* [DIRECTIONS]:
1. Reproduce word for word the passage of the gradient descent post that begins at the words "We often overlook" and ends after the words "is relatively simple.".
2. In the gradient descent post, what does the word learning refer to?
── EXCERPT
Evolution is not the best force for change over time

We often overlook the importance of the word learning in the catch-phrase "machine learning". But, what does it mean? Learning refers to a process of iterative improvement. While there are quite a few algorithms, there are really just a couple of common learning techniques. One of the most common (and simplest) is gradient descent. This technique is relatively simple.
Computational approach

I will walk through the algorithm step by step. Start by instantiating a class:

class Learn():
    def __init__(self):
        self.weight=1
        self.intercept=0
        self.functor= lambda x: (self.weight*x)+self.intercept
        self.r=0.01

The important part is where I tell the algorithm how to change itself. For something such as linear regression, I can do it in just a few lines of code:

    def score(self,x,y):
        n=len(x)
        grad_m,grad_b=0.,0.
        m_fxn=lambda x: -1.*x
        b_fxn=lambda x: -1.
────
── DATA BLOCK
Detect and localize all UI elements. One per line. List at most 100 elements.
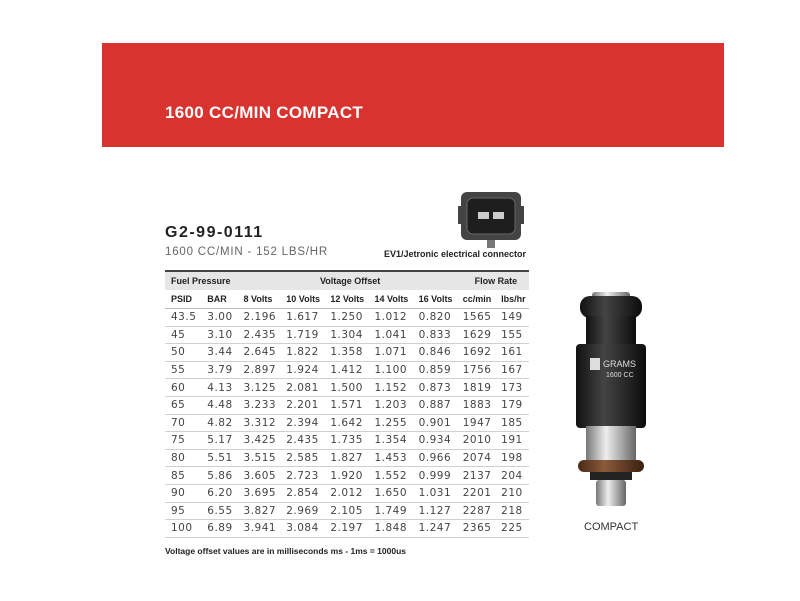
────
* [WORKED SOLUTIONS]:
1.
We often overlook the importance of the word learning in the catch-phrase "machine learning". But, what does it mean? Learning refers to a process of iterative improvement. While there are quite a few algorithms, there are really just a couple of common learning techniques. One of the most common (and simplest) is gradient descent. This technique is relatively simple.

2. Learning refers to a process of iterative improvement.